### Objective
Print every line of the listing exactly, please.

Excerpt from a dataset
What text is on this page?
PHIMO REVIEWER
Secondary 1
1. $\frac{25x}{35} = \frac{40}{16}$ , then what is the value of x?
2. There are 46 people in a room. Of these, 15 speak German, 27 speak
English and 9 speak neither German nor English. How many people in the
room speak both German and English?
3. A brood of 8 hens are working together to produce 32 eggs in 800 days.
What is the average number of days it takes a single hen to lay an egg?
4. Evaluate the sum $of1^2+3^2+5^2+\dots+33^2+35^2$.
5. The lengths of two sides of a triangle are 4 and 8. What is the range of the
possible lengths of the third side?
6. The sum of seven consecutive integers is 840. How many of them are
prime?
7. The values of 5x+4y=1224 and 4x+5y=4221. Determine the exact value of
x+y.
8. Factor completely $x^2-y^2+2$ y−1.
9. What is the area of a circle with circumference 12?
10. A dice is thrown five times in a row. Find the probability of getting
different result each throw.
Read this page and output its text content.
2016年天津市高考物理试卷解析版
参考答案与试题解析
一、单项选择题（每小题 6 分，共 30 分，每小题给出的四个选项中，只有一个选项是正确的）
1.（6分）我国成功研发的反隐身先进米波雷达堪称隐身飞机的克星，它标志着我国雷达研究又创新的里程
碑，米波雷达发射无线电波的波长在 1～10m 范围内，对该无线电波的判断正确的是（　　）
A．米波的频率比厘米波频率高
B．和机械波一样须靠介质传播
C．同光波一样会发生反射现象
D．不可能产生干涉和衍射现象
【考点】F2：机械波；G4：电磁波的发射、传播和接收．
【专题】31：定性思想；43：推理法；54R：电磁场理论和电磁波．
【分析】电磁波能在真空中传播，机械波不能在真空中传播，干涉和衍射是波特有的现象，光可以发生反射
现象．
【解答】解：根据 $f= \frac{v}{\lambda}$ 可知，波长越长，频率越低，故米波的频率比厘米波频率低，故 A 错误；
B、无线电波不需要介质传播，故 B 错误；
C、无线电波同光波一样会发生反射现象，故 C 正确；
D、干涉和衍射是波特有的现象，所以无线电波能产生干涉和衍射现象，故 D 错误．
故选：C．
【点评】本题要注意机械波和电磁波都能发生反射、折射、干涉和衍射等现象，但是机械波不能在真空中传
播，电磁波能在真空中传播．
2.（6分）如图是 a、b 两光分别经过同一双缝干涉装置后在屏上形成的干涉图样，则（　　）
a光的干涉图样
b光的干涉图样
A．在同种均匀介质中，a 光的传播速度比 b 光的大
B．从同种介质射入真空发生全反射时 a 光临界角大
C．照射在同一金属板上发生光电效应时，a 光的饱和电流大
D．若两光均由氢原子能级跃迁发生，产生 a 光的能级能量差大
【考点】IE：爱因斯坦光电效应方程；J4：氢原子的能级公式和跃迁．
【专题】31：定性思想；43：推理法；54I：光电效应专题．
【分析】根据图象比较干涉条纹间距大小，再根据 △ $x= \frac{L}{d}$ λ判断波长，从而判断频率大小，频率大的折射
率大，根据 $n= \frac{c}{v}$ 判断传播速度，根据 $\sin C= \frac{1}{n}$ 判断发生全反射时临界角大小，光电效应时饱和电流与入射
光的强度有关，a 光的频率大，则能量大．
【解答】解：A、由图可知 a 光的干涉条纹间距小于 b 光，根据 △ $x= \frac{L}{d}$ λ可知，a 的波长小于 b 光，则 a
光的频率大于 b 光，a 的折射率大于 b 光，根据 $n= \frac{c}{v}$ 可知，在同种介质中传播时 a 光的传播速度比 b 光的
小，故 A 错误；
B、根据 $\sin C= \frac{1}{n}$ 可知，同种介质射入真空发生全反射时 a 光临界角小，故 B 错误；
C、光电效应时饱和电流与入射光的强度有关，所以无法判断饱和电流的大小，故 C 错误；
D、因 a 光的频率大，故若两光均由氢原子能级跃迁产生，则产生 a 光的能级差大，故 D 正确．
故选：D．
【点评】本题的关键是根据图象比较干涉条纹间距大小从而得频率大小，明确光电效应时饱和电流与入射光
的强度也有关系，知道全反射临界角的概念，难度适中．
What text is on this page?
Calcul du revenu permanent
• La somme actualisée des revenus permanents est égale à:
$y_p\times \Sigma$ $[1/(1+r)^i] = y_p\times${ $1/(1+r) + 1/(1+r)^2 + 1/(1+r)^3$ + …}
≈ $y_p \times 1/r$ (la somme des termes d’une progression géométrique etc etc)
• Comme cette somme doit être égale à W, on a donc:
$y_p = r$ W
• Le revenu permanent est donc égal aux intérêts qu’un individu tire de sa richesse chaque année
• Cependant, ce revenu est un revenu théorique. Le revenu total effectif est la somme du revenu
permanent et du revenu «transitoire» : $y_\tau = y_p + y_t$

### Reply to the task
What text is on this page?
PHIMO REVIEWER
Secondary 1
1. $\frac{25x}{35} = \frac{40}{16}$ , then what is the value of x?
2. There are 46 people in a room. Of these, 15 speak German, 27 speak
English and 9 speak neither German nor English. How many people in the
room speak both German and English?
3. A brood of 8 hens are working together to produce 32 eggs in 800 days.
What is the average number of days it takes a single hen to lay an egg?
4. Evaluate the sum $of1^2+3^2+5^2+\dots+33^2+35^2$.
5. The lengths of two sides of a triangle are 4 and 8. What is the range of the
possible lengths of the third side?
6. The sum of seven consecutive integers is 840. How many of them are
prime?
7. The values of 5x+4y=1224 and 4x+5y=4221. Determine the exact value of
x+y.
8. Factor completely $x^2-y^2+2$ y−1.
9. What is the area of a circle with circumference 12?
10. A dice is thrown five times in a row. Find the probability of getting
different result each throw.
Read this page and output its text content.
2016年天津市高考物理试卷解析版
参考答案与试题解析
一、单项选择题（每小题 6 分，共 30 分，每小题给出的四个选项中，只有一个选项是正确的）
1.（6分）我国成功研发的反隐身先进米波雷达堪称隐身飞机的克星，它标志着我国雷达研究又创新的里程
碑，米波雷达发射无线电波的波长在 1～10m 范围内，对该无线电波的判断正确的是（　　）
A．米波的频率比厘米波频率高
B．和机械波一样须靠介质传播
C．同光波一样会发生反射现象
D．不可能产生干涉和衍射现象
【考点】F2：机械波；G4：电磁波的发射、传播和接收．
【专题】31：定性思想；43：推理法；54R：电磁场理论和电磁波．
【分析】电磁波能在真空中传播，机械波不能在真空中传播，干涉和衍射是波特有的现象，光可以发生反射
现象．
【解答】解：根据 $f= \frac{v}{\lambda}$ 可知，波长越长，频率越低，故米波的频率比厘米波频率低，故 A 错误；
B、无线电波不需要介质传播，故 B 错误；
C、无线电波同光波一样会发生反射现象，故 C 正确；
D、干涉和衍射是波特有的现象，所以无线电波能产生干涉和衍射现象，故 D 错误．
故选：C．
【点评】本题要注意机械波和电磁波都能发生反射、折射、干涉和衍射等现象，但是机械波不能在真空中传
播，电磁波能在真空中传播．
2.（6分）如图是 a、b 两光分别经过同一双缝干涉装置后在屏上形成的干涉图样，则（　　）
a光的干涉图样
b光的干涉图样
A．在同种均匀介质中，a 光的传播速度比 b 光的大
B．从同种介质射入真空发生全反射时 a 光临界角大
C．照射在同一金属板上发生光电效应时，a 光的饱和电流大
D．若两光均由氢原子能级跃迁发生，产生 a 光的能级能量差大
【考点】IE：爱因斯坦光电效应方程；J4：氢原子的能级公式和跃迁．
【专题】31：定性思想；43：推理法；54I：光电效应专题．
【分析】根据图象比较干涉条纹间距大小，再根据 △ $x= \frac{L}{d}$ λ判断波长，从而判断频率大小，频率大的折射
率大，根据 $n= \frac{c}{v}$ 判断传播速度，根据 $\sin C= \frac{1}{n}$ 判断发生全反射时临界角大小，光电效应时饱和电流与入射
光的强度有关，a 光的频率大，则能量大．
【解答】解：A、由图可知 a 光的干涉条纹间距小于 b 光，根据 △ $x= \frac{L}{d}$ λ可知，a 的波长小于 b 光，则 a
光的频率大于 b 光，a 的折射率大于 b 光，根据 $n= \frac{c}{v}$ 可知，在同种介质中传播时 a 光的传播速度比 b 光的
小，故 A 错误；
B、根据 $\sin C= \frac{1}{n}$ 可知，同种介质射入真空发生全反射时 a 光临界角小，故 B 错误；
C、光电效应时饱和电流与入射光的强度有关，所以无法判断饱和电流的大小，故 C 错误；
D、因 a 光的频率大，故若两光均由氢原子能级跃迁产生，则产生 a 光的能级差大，故 D 正确．
故选：D．
【点评】本题的关键是根据图象比较干涉条纹间距大小从而得频率大小，明确光电效应时饱和电流与入射光
的强度也有关系，知道全反射临界角的概念，难度适中．
What text is on this page?
Calcul du revenu permanent
• La somme actualisée des revenus permanents est égale à:
$y_p\times \Sigma$ $[1/(1+r)^i] = y_p\times${ $1/(1+r) + 1/(1+r)^2 + 1/(1+r)^3$ + …}
≈ $y_p \times 1/r$ (la somme des termes d’une progression géométrique etc etc)
• Comme cette somme doit être égale à W, on a donc:
$y_p = r$ W
• Le revenu permanent est donc égal aux intérêts qu’un individu tire de sa richesse chaque année
• Cependant, ce revenu est un revenu théorique. Le revenu total effectif est la somme du revenu
permanent et du revenu «transitoire» : $y_\tau = y_p + y_t$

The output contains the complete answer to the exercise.